Task to complete - Copy every record below exactly.

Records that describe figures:
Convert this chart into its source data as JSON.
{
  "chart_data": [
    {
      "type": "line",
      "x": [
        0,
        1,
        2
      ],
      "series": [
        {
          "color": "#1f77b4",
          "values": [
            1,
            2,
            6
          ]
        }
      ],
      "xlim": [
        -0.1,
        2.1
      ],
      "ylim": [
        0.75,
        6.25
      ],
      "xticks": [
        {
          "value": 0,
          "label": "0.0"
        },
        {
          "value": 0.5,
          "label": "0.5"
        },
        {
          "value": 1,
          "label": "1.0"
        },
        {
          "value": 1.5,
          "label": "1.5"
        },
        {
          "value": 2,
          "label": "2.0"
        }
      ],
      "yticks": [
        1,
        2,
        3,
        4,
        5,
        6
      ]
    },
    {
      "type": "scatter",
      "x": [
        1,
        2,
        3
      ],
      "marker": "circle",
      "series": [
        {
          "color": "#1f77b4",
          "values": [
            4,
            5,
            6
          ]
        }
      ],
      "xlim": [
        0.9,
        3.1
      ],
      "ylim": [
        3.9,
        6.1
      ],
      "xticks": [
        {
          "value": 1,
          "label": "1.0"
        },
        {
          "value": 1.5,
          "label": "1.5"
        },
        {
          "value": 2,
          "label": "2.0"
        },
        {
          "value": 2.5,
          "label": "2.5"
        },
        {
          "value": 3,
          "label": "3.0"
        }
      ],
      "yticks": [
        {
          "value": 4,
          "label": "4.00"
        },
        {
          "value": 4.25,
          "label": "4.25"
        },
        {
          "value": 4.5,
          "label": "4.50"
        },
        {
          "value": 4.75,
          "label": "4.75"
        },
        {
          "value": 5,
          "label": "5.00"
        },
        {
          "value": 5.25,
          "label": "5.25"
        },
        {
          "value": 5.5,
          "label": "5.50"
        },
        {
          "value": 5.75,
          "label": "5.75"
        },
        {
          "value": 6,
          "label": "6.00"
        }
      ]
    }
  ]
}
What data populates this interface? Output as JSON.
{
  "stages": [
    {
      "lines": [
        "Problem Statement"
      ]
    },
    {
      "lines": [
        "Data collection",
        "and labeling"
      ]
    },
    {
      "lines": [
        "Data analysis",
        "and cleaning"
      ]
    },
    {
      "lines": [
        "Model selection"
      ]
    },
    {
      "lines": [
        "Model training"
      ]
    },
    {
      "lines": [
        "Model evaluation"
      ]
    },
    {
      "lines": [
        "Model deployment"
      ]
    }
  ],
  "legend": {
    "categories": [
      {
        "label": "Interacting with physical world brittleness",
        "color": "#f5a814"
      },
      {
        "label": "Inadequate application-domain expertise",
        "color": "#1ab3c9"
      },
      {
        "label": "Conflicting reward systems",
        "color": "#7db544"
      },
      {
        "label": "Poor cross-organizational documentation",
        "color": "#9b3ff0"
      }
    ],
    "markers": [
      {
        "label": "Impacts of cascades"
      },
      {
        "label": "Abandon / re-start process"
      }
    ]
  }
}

The output -
Convert this chart into its source data as JSON.
{
  "chart_data": [
    {
      "type": "line",
      "x": [
        0,
        1,
        2
      ],
      "series": [
        {
          "color": "#1f77b4",
          "values": [
            1,
            2,
            6
          ]
        }
      ],
      "xlim": [
        -0.1,
        2.1
      ],
      "ylim": [
        0.75,
        6.25
      ],
      "xticks": [
        {
          "value": 0,
          "label": "0.0"
        },
        {
          "value": 0.5,
          "label": "0.5"
        },
        {
          "value": 1,
          "label": "1.0"
        },
        {
          "value": 1.5,
          "label": "1.5"
        },
        {
          "value": 2,
          "label": "2.0"
        }
      ],
      "yticks": [
        1,
        2,
        3,
        4,
        5,
        6
      ]
    },
    {
      "type": "scatter",
      "x": [
        1,
        2,
        3
      ],
      "marker": "circle",
      "series": [
        {
          "color": "#1f77b4",
          "values": [
            4,
            5,
            6
          ]
        }
      ],
      "xlim": [
        0.9,
        3.1
      ],
      "ylim": [
        3.9,
        6.1
      ],
      "xticks": [
        {
          "value": 1,
          "label": "1.0"
        },
        {
          "value": 1.5,
          "label": "1.5"
        },
        {
          "value": 2,
          "label": "2.0"
        },
        {
          "value": 2.5,
          "label": "2.5"
        },
        {
          "value": 3,
          "label": "3.0"
        }
      ],
      "yticks": [
        {
          "value": 4,
          "label": "4.00"
        },
        {
          "value": 4.25,
          "label": "4.25"
        },
        {
          "value": 4.5,
          "label": "4.50"
        },
        {
          "value": 4.75,
          "label": "4.75"
        },
        {
          "value": 5,
          "label": "5.00"
        },
        {
          "value": 5.25,
          "label": "5.25"
        },
        {
          "value": 5.5,
          "label": "5.50"
        },
        {
          "value": 5.75,
          "label": "5.75"
        },
        {
          "value": 6,
          "label": "6.00"
        }
      ]
    }
  ]
}
What data populates this interface? Output as JSON.
{
  "stages": [
    {
      "lines": [
        "Problem Statement"
      ]
    },
    {
      "lines": [
        "Data collection",
        "and labeling"
      ]
    },
    {
      "lines": [
        "Data analysis",
        "and cleaning"
      ]
    },
    {
      "lines": [
        "Model selection"
      ]
    },
    {
      "lines": [
        "Model training"
      ]
    },
    {
      "lines": [
        "Model evaluation"
      ]
    },
    {
      "lines": [
        "Model deployment"
      ]
    }
  ],
  "legend": {
    "categories": [
      {
        "label": "Interacting with physical world brittleness",
        "color": "#f5a814"
      },
      {
        "label": "Inadequate application-domain expertise",
        "color": "#1ab3c9"
      },
      {
        "label": "Conflicting reward systems",
        "color": "#7db544"
      },
      {
        "label": "Poor cross-organizational documentation",
        "color": "#9b3ff0"
      }
    ],
    "markers": [
      {
        "label": "Impacts of cascades"
      },
      {
        "label": "Abandon / re-start process"
      }
    ]
  }
}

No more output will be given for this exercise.